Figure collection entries
-=-=-=-=-

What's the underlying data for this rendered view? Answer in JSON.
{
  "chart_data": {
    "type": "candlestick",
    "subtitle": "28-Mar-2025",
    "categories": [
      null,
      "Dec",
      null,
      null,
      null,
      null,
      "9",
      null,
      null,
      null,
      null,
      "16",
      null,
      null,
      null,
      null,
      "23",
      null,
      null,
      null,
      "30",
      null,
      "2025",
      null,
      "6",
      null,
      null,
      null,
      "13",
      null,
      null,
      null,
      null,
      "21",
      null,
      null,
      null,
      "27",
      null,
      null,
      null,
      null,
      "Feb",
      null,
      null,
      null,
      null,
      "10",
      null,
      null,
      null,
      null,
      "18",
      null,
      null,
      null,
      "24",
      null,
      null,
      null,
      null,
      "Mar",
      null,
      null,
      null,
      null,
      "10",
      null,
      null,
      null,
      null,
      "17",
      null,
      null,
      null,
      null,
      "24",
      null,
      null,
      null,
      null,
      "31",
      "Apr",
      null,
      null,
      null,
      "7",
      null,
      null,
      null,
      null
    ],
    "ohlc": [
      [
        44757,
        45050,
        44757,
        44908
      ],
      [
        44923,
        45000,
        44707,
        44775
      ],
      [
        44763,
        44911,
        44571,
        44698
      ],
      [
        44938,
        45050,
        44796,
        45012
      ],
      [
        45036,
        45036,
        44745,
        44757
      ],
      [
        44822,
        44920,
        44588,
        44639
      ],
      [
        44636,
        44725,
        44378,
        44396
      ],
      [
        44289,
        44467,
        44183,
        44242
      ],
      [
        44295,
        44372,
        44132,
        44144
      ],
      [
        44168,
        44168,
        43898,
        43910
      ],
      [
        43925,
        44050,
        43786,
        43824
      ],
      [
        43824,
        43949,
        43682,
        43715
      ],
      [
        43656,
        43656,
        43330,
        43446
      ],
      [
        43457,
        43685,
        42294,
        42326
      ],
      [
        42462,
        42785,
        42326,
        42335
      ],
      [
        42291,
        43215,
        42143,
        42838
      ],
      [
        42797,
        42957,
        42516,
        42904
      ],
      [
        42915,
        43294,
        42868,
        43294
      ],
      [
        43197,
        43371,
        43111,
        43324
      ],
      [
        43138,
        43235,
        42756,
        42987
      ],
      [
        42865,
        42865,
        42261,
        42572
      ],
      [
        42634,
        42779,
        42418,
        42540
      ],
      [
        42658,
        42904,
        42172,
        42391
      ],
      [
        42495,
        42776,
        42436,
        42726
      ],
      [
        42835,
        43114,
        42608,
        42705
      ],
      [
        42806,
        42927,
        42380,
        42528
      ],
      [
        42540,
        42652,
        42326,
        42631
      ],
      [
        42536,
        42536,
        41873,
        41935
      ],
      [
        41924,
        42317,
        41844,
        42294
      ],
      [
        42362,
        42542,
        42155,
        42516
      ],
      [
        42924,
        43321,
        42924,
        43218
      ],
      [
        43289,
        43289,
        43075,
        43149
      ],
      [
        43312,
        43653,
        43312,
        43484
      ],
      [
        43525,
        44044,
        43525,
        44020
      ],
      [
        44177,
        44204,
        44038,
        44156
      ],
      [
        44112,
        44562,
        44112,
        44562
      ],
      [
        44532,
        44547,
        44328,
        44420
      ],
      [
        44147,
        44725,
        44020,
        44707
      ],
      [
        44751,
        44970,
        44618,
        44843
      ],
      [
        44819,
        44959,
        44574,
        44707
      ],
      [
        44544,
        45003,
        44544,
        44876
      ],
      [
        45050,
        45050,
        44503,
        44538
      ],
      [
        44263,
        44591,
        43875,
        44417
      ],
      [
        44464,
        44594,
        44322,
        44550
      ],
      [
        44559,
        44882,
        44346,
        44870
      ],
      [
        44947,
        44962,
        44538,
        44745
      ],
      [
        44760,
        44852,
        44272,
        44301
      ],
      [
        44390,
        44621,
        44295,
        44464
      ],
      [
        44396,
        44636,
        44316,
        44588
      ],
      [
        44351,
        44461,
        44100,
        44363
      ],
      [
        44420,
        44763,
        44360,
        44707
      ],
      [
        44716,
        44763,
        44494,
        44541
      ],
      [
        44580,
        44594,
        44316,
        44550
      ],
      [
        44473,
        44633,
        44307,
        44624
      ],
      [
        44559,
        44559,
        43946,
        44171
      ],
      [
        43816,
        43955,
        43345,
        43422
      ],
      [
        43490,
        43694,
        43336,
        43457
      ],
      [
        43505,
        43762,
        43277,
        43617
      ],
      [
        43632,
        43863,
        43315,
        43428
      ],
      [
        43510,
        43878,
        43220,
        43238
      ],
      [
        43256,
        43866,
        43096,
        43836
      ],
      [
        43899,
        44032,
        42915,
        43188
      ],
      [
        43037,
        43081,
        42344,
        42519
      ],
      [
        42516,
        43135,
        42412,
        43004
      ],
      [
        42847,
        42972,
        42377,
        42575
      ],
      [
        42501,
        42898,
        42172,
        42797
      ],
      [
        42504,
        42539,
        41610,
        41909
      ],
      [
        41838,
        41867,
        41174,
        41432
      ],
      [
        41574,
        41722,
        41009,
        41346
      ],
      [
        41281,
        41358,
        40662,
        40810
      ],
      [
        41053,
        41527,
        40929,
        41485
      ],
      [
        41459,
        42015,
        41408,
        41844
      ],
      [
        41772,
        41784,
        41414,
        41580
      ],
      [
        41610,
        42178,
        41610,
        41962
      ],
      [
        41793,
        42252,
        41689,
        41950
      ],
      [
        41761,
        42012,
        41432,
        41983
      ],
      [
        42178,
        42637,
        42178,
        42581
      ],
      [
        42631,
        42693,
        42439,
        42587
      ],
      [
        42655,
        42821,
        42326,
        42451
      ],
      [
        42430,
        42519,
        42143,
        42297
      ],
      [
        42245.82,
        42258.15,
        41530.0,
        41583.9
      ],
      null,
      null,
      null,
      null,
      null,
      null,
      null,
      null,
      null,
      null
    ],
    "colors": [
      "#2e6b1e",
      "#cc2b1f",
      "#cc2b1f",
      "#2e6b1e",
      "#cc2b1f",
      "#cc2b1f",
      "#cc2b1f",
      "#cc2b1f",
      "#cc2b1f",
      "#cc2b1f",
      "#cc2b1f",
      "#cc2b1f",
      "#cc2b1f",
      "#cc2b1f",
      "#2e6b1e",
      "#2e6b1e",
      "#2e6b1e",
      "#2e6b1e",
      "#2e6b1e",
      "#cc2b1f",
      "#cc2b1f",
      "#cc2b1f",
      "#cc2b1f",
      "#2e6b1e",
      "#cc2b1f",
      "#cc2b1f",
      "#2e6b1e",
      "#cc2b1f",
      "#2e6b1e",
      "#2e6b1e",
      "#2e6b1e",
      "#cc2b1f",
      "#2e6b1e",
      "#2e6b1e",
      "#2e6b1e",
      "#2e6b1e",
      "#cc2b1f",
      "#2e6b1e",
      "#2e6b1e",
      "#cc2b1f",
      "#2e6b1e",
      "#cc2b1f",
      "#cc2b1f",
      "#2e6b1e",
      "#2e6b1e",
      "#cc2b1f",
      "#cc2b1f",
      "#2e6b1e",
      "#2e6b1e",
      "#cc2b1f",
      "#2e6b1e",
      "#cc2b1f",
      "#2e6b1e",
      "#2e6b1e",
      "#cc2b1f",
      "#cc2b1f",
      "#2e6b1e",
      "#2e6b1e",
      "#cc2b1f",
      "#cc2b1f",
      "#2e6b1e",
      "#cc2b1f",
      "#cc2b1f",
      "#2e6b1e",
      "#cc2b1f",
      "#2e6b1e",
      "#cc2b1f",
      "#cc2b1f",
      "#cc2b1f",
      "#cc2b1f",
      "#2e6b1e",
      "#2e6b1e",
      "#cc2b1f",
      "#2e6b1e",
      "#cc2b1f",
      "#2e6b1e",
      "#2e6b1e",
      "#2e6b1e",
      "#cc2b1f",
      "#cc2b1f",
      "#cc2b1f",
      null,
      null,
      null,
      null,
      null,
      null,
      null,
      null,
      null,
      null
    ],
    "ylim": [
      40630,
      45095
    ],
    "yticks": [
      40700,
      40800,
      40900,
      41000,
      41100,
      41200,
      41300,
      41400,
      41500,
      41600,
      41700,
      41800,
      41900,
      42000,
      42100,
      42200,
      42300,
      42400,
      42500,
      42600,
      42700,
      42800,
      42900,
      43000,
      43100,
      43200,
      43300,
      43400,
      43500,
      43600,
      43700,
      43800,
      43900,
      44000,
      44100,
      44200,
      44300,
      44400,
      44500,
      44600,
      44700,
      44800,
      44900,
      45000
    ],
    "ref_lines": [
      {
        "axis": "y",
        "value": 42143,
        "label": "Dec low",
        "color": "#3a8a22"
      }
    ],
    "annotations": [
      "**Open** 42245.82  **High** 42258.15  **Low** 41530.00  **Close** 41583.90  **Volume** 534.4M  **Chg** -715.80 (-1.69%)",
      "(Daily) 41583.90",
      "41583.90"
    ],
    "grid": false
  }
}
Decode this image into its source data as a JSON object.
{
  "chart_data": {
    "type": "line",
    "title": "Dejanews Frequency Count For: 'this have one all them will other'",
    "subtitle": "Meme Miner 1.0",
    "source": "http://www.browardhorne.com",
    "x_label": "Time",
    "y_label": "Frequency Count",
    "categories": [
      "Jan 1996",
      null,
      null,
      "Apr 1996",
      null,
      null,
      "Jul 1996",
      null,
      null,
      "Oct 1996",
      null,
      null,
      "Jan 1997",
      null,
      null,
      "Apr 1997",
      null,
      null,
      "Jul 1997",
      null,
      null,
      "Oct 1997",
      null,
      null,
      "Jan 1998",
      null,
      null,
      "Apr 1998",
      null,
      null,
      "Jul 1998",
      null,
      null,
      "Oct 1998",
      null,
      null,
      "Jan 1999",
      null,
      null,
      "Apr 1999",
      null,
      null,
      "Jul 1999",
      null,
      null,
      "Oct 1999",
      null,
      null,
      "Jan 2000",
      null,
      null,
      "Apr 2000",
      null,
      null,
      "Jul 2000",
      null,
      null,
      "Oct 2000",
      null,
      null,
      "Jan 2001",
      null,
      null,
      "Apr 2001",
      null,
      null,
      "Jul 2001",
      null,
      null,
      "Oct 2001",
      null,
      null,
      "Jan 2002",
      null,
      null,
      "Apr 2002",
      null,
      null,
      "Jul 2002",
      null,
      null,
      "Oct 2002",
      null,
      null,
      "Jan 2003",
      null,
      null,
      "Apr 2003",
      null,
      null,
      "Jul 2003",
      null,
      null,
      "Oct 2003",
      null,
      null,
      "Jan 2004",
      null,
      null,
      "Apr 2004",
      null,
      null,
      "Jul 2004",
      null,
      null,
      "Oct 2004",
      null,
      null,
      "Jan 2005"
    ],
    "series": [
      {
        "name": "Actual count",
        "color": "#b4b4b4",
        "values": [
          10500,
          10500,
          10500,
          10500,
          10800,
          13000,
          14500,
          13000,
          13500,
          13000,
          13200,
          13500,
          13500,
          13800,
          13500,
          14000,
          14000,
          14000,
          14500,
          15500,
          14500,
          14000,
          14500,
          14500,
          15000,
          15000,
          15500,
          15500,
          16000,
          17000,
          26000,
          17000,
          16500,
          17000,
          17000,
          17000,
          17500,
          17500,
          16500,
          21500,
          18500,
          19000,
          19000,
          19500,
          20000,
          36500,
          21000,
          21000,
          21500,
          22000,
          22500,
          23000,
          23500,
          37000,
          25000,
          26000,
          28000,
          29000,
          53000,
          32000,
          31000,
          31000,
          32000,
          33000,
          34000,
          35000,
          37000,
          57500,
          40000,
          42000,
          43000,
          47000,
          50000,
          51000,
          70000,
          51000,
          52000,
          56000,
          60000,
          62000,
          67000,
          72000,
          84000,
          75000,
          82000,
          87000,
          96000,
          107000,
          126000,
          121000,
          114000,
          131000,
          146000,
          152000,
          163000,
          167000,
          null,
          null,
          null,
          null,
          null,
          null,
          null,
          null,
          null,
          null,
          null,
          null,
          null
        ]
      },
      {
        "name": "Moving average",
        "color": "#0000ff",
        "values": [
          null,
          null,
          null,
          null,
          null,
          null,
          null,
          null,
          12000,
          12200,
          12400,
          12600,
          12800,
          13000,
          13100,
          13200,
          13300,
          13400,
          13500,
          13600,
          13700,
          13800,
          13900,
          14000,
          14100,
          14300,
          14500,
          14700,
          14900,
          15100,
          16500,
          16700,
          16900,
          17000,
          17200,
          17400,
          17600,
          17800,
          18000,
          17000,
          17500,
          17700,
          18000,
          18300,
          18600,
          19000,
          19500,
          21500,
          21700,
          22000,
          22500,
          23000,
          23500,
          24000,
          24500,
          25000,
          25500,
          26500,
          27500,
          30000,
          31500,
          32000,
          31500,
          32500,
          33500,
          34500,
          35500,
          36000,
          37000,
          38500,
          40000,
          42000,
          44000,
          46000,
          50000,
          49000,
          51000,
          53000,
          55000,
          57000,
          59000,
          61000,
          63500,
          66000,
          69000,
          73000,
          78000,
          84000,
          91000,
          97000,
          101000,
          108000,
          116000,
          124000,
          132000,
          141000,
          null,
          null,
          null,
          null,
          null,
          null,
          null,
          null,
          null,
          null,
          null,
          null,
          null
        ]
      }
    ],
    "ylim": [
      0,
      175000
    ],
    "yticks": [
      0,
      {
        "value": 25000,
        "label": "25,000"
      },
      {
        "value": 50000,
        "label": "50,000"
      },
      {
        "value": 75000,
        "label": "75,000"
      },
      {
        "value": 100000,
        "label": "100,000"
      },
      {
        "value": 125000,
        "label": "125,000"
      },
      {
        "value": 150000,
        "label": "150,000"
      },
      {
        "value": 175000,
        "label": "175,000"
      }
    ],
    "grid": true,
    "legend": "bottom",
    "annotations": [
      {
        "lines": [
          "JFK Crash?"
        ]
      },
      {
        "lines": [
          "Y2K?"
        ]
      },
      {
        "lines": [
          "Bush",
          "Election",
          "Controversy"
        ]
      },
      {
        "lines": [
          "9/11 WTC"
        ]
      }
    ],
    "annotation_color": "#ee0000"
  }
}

-=-=-=-=-

- [Directions] Count how many lines hold the string "Frequency" and give that number alone.

- [Solution to this exercise] 2